▸ Texte du document
● ● ● ● ●

Dans cet article disponible en ligne, Jean-Jacques Rosa offre une synthèse qui, au moins aux yeux d’un profane comme moi, donne un éclairage nouveau à la stagnation des économies européennes et plus particulièrement française.
Le propos de l’article est de comprendre les « mutations proprement extraordinaires qui viennent de se produire dans le monde, au cours des trois dernières décennies, en partant du fait qui apparaît fondamental : la translation libérale de toute la gamme des systèmes [économiques et politiques]. » Pour ce faire, et notamment pour expliquer pourquoi, malgré l’adoption universelle de politiques libérales, subsistent des différences importantes entre les systèmes économiques des différents pays, l’auteur propose de « rechercher d’une part une caractéristique commune, une nature générale partagée, de ces systèmes, et d’autre part identifier au moins une variable de différenciation, dont la valeur soit propre à chacun ».
Vertus du profit
Un système économique peut se définir par les réponses apportées aux questions : « qui doit décider de ce qu’il faut produire, en quelles quantités, et comment.
La question du comment, celle de la technique de production, nous donne la clé de l’unité de l’analyse : toutes les économies contemporaines utilisent de façon intensive le capital et ce sont les propriétaires de ces ressources en capital qui décident de leur utilisation et donc de l’orientation de la production. Elles sont donc toutes [...] capitalistes » [souligné par moi, LB]
La dévolution de la direction des entreprises aux détenteurs du capital vient de ce que celui-ci est rémunéré par le profit, qui est ce qui reste après que tous les autres partenaires de la firme ont été rémunérés. Le profit est donc vulnérable, d’autant plus que tous les autres protagonistes ont intérêt à le réduire : les salariés par des hausses de salaires, les clients par des baisses de prix, les fournisseurs par des tarifs plus élevés. Cette prérogative du profit est vertueuse parce que l’existence d’un profit atteste que « la valeur sociale des produits vendus par l’entreprise est supérieure à la valeur sociale des inputs qu’elle a soustraits à d’autres usages sociaux [...]. »
Jean-Jacques Rosa note ensuite la distinction entre la firme privée, animée en principe uniquement par la recherche du profit, et l’entreprise dont le propriétaire est l’État, qui dans sa gestion tient compte « des multiples revendications des divers groupes sociaux dont son pouvoir dépend. [...] De sorte que les performances économiques du capitalisme privé et de marché vont différer très sensiblement de celles du capitalisme d’État [...]. »
Vient ensuite la question des relations entre ces entreprises : « Il n’existe [...], lorsque les individus sont spécialisés (ce qui est la source de la richesse comme l’a montré Adam Smith), que deux modes de coopération possible dans la production : l’échange entre deux spécialistes sur un marché, par le mécanisme des prix, ou l’établissement d’une relation de commandement-subordination hiérarchique par laquelle un seul décide pour les deux. Smith a montré comment toute une société (État exclu[...]) pouvait fonctionner en ne reposant que sur des marchés. Et Lénine se demandait au début du XXe siècle, à l’inverse, comment organiser toute l’économie russe comme une immense et unique entreprise, c’est-à-dire selon le principe de commandement et de hiérarchie. »

● ● ● ● ●

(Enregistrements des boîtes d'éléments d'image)
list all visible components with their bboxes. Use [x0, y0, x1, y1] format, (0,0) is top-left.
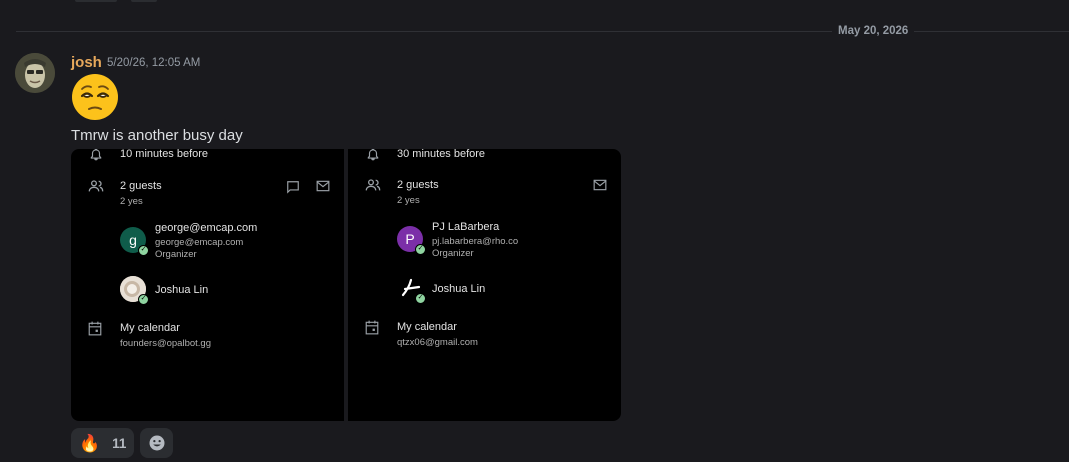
- guest-name: Joshua Lin: [432, 283, 486, 295]
- calendar-account: founders@opalbot.gg: [120, 338, 211, 349]
- mail-icon[interactable]: [316, 180, 330, 192]
- accepted-check-icon: ✓: [415, 293, 426, 304]
- message-text: Tmrw is another busy day: [71, 127, 243, 144]
- guests-title: 2 guests: [120, 180, 162, 192]
- bell-icon: [89, 149, 103, 161]
- event-card-right[interactable]: 30 minutes before 2 guests 2 yes P ✓ PJ …: [348, 149, 621, 421]
- reminder-text: 10 minutes before: [120, 149, 209, 160]
- guest-role: Organizer: [432, 248, 474, 259]
- previous-reaction-stub: [75, 0, 117, 2]
- calendar-icon: [88, 321, 102, 336]
- reaction-count: 11: [112, 435, 127, 451]
- guest-role: Organizer: [155, 249, 197, 260]
- chat-icon[interactable]: [286, 180, 300, 194]
- date-divider-label: May 20, 2026: [832, 24, 915, 38]
- mail-icon[interactable]: [593, 179, 607, 191]
- people-icon: [88, 179, 104, 193]
- previous-reaction-stub: [131, 0, 157, 2]
- guest-email: george@emcap.com: [155, 237, 244, 248]
- smiley-icon: [149, 435, 164, 451]
- calendar-icon: [365, 320, 379, 335]
- event-card-left[interactable]: 10 minutes before 2 guests 2 yes g ✓ geo…: [71, 149, 344, 421]
- reminder-text: 30 minutes before: [397, 149, 486, 160]
- accepted-check-icon: ✓: [138, 245, 149, 256]
- message-timestamp[interactable]: 5/20/26, 12:05 AM: [107, 57, 200, 69]
- fire-emoji: 🔥: [79, 433, 101, 453]
- guests-title: 2 guests: [397, 179, 439, 191]
- guest-email: pj.labarbera@rho.co: [432, 236, 519, 247]
- guests-subtitle: 2 yes: [397, 195, 420, 206]
- message-author[interactable]: josh: [71, 54, 102, 71]
- guests-subtitle: 2 yes: [120, 196, 143, 207]
- guest-name: george@emcap.com: [155, 222, 258, 234]
- calendar-title: My calendar: [120, 322, 180, 334]
- accepted-check-icon: ✓: [138, 294, 149, 305]
- guest-name: PJ LaBarbera: [432, 221, 500, 233]
- guest-name: Joshua Lin: [155, 284, 209, 296]
- calendar-title: My calendar: [397, 321, 457, 333]
- user-avatar[interactable]: [15, 53, 55, 93]
- relieved-face-emoji[interactable]: [71, 73, 119, 121]
- avatar-image: [15, 53, 55, 93]
- calendar-account: qtzx06@gmail.com: [397, 337, 478, 348]
- reaction-fire[interactable]: 🔥 11: [71, 428, 134, 458]
- add-reaction-button[interactable]: [140, 428, 173, 458]
- accepted-check-icon: ✓: [415, 244, 426, 255]
- people-icon: [365, 178, 381, 192]
- bell-icon: [366, 149, 380, 161]
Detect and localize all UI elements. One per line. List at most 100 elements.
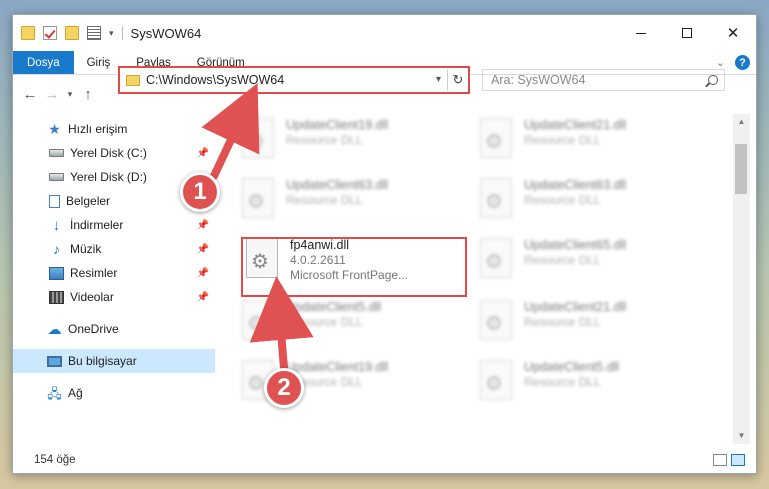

● ● ● ● ●

▸ Consignes
1. Dans les enregistrements, de la ligne contenant « - guest-name: Joshua Lin: [432, 283, 486, 295] » à la ligne contenant « - previous-reaction-stub: [75, 0, 117, 2] », remplacez « guest-role » par « guest-position ». Redonnez uniquement ces lignes, sans rien changer d'autre.
2. Prolongez le texte sur le capitalisme et les systèmes économiques à partir de sa dernière phrase.

▸ Réponses
1.
- guest-name: Joshua Lin: [432, 283, 486, 295]
- calendar-account: founders@opalbot.gg: [120, 338, 211, 349]
- mail-icon[interactable]: [316, 180, 330, 192]
- accepted-check-icon: ✓: [415, 293, 426, 304]
- message-text: Tmrw is another busy day: [71, 127, 243, 144]
- guests-title: 2 guests: [120, 180, 162, 192]
- bell-icon: [89, 149, 103, 161]
- event-card-right[interactable]: 30 minutes before 2 guests 2 yes P ✓ PJ …: [348, 149, 621, 421]
- reminder-text: 10 minutes before: [120, 149, 209, 160]
- guest-position: Organizer: [432, 248, 474, 259]
- previous-reaction-stub: [75, 0, 117, 2]

2.
Hiérarchie administrative ou décentralisation et marché
Les économies contemporaines associent, en proportion variable, la coopération par le marché et l’organisation hiérarchique. La part de l’organisation hiérarchique était beaucoup plus importante il y a trente ans qu’aujourd’hui. Pourquoi ? l’explication est inspirée de l’économiste Ronald Coase. Dans son texte Qu’est-ce qu’une entreprise ? Michel Volle aborde la question sous un angle voisin. Si l’entreprise agit sur un ou des marchés, son organisation interne n’est pas un marché : les décisions y sont prises selon un processus hiérarchique, comme dans une administration. Dès lors se pose la question de la taille optimale d’une telle structure hiérachique : selon quel critère sera déterminé le point au-delà duquel le recours à une organisation hiérarchique pour prendre les décisions de production et d’allocation des ressources sera plus rentable que le recours au fonctionnement d’un marché pour prendre ces décisions ?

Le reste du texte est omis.